> Explore the material:
(a) Answer these questions from the article about UNRWA, one line each, marked as below:
(i) What is a teacher accused of doing?
(ii) How many other refugee groups overseen by UNHCR does the article mention?
(iii) Who said UNRWA "was born in sin"?
(b) Write the next few paragraphs of the article about UNRWA, picking up after the quote from Kobi Michael.

> Quoted passage:
Authored by Dan M. Berger via The Epoch Times (emphasis ours),
A teacher is accused of holding an Israeli hostage in an attic.
The Israel Defense Forces (IDF) says it found rockets near a school in Gaza.
One house of the Swiss parliament votes to cut funding to Gaza. In the United States, Republican senators say Congress should do the same.
All these recent incidents swirl around a controversial agency, the United Nations Relief and Works Agency for Palestine Refugees (UNRWA).
The agency is at the heart of the refugee crisis. Some see UNRWA as a critical provider of services to beleaguered Arab populations of the Gaza Strip and the West Bank, which Israelis often refer to as Judea and Samaria.
Others see it as an enabler of the crisis, an agency meant to perpetuate a “refugee” status no longer applicable to most Palestinians and doing it to obstruct any peace process indefinitely.
Many observers say it’s both—an essential provider of services and an obstacle to peace.
UNRWA’s defenders say it’s just doing the mission assigned by the U.N. almost three-quarters of a century ago.
Opponents say UNRWA is way too close to Hamas, the terrorist group that controls Gaza and triggered the current war with its Oct. 7 massacre of about 1,200 Israelis.
Defenders say Israel is an apartheid state based on immoral religious discrimination. Opponents say Palestinian Arabs displaced by Israel’s 1948 War of Independence should be resettled like 135 other refugee groups overseen by the United Nations High Commissioner of Refugees (UNHCR).
The only refugee situation UNHCR doesn’t handle is Palestine.
“It was born in sin, it exists in sin, and it operates in sin,” Kobi Michael, a senior researcher at the Institute for National Security Studies at Tel Aviv University, said about UNRWA.

> Information shown:

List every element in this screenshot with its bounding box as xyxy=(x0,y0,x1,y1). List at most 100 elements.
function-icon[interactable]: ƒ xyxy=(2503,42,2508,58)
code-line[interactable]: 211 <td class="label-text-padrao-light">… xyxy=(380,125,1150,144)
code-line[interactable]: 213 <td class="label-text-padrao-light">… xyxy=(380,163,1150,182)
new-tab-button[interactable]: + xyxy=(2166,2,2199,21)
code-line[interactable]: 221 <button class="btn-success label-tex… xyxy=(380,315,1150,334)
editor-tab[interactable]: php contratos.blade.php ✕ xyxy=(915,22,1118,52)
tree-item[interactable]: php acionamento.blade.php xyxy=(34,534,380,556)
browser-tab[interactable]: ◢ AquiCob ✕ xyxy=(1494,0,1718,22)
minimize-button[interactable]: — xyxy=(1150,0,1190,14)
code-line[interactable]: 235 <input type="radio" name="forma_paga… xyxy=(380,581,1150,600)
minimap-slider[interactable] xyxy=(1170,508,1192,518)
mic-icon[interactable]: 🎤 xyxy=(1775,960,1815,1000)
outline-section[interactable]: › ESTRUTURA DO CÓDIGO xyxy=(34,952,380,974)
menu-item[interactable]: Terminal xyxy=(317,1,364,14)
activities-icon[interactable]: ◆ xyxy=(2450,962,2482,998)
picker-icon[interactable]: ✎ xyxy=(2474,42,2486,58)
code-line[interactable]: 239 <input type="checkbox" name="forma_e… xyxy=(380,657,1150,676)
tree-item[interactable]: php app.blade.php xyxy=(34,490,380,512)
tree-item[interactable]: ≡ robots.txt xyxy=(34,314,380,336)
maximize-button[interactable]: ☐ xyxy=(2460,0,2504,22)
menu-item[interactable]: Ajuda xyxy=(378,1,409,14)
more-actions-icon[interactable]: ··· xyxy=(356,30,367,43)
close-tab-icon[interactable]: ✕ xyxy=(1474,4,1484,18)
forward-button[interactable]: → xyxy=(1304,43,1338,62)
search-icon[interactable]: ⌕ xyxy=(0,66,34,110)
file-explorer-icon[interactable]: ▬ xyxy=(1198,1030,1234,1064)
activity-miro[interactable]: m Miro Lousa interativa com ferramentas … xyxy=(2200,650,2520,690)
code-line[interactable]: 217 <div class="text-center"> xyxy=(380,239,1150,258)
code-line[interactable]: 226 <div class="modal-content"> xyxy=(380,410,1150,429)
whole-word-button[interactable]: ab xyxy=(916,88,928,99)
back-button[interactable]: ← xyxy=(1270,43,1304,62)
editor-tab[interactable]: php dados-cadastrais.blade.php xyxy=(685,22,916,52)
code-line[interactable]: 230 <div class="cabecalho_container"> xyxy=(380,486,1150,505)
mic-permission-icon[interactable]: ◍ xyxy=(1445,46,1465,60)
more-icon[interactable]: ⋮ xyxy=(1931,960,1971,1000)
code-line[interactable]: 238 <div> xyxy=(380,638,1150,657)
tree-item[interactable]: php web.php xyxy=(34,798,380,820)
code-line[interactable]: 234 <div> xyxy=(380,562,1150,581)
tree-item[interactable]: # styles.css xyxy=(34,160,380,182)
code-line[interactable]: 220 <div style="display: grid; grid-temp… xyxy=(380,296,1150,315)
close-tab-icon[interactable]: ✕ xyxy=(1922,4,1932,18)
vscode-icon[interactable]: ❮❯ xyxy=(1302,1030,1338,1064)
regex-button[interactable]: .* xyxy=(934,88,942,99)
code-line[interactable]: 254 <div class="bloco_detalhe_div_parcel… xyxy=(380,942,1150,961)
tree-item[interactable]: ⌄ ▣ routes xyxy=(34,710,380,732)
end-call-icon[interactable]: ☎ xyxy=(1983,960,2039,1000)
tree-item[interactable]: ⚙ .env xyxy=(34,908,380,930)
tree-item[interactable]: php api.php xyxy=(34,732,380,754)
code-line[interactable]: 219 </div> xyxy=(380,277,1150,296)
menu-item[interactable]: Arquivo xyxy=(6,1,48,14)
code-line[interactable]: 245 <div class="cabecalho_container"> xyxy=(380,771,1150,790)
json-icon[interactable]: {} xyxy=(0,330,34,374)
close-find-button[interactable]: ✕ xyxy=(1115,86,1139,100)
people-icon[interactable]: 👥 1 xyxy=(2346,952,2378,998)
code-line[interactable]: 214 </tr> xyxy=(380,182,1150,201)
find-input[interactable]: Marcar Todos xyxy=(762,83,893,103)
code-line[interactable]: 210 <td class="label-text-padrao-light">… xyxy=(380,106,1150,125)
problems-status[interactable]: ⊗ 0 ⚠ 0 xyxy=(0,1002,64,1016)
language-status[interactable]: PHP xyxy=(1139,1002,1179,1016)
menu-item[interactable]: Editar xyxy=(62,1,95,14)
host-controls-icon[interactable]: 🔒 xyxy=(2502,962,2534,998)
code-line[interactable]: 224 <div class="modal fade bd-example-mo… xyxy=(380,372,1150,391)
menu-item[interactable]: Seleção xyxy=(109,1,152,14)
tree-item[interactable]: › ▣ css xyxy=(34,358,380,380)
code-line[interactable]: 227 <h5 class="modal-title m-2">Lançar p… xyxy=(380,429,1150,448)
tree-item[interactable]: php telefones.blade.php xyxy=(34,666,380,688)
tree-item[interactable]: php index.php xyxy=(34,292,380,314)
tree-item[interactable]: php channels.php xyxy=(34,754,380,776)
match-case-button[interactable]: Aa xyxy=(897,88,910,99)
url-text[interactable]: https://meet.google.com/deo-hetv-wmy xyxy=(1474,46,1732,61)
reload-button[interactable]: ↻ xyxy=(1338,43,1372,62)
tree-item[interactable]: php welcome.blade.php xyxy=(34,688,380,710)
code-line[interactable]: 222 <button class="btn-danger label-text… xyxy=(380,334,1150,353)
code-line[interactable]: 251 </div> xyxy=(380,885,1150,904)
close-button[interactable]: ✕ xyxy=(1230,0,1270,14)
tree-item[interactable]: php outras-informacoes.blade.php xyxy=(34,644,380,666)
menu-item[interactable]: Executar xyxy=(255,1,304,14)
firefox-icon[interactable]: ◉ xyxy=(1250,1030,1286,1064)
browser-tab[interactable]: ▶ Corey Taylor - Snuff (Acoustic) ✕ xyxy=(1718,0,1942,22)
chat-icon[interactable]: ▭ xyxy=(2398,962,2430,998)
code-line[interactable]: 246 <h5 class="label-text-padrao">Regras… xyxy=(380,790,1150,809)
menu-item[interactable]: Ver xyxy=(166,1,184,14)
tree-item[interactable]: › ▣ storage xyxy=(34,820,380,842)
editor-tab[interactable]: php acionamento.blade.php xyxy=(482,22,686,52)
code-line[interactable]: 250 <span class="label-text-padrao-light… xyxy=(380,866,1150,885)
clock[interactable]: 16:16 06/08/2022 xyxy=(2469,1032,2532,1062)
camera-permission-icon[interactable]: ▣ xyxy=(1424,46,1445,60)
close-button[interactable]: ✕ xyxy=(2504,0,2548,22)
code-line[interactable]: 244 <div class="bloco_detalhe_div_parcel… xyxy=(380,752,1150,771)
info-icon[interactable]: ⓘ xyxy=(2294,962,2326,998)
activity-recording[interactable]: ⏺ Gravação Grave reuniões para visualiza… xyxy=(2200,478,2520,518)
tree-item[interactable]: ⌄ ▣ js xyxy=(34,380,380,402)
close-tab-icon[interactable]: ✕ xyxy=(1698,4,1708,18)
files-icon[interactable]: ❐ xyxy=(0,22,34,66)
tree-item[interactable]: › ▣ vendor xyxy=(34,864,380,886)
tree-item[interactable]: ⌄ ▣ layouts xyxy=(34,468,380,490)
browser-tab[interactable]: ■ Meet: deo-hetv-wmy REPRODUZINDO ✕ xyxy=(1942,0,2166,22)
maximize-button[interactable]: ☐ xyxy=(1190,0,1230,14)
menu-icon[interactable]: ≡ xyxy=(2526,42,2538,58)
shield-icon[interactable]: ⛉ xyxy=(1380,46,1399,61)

> Expected results:
(a)
(i) Holding an Israeli hostage in an attic.
(ii) 135.
(iii) Kobi Michael, a senior researcher at the Institute for National Security Studies at Tel Aviv University.

(b)
“This is a political organization that, at the beginning, served the interests of Arab states that didn’t want to absorb Palestinian refugees into their countries,” he told The Epoch Times.
“They don’t want to rehabilitate Palestinian refugees. They want to keep them in camps and perpetuate their refugee status. It is the central pillar of the Palestinian ethos. This is the excuse for their victimhood. This is why they can get money from the international community, and why they don’t have to be responsible.”
“Unfortunately the international community cooperates with Palestine and UNRWA. Now, under the circumstances of the war, it can’t be dismantled. It’s needed for humanitarian aid. But after the war, the first thing that should be done is the dismantling of the UNRWA and the refugee camps in the Gaza Strip.”
Susan Akram, a Boston University School of Law professor and director of its International Human Rights Clinic, told The Epoch Times she doesn’t think UNRWA is controversial in the least.
“It is pretty effective for those who approach it from the perspective of international law,” she said. “We would not call it controversial. UNRWA was established with a very particular mandate (given to it by the U.N. in 1949), and it has continued to carry out that mandate.”
How effective is it? Israelis across the political spectrum of that deeply divided country say it sponsors schools teaching hate to generations of Palestinian schoolchildren, making peace or a two-state solution impossible.
A UNRWA teacher was accused of having held one of the Israeli hostages seized by Hamas on Oct. 7. The agency rejected the claim as “unsubstantiated.” But an Israeli TV reporter, Almog Boker, posted on X that a released hostage said the teacher, a father of 10 children, had held him in his attic for nearly 50 days, barely providing food and neglecting his medical needs.
And Mr. Boker said another abductee had been held captive by a Gazan doctor simultaneously caring for children.
“These are not isolated incidents; these civilians are terrorists,” Mr. Boker said. “Present at the Saturday massacre, they’re now revealed as integral to holding hundreds captive, including women and children.”
On Dec. 1, 2023, in a public statement, UNRWA said it hadn’t been able to substantiate whether the Israeli journalist’s allegations about an UNRWA teacher holding an Israeli hostage were “genuine or false.”
“UNRWA reiterates that it takes all allegations of breach of U.N. principles extremely seriously and immediately investigates them,” the agency said.
“Defamation attacks and the spread of misinformation about UNRWA—from any side—directly endanger the lifesaving operations of the agency and its staff operating on the ground.”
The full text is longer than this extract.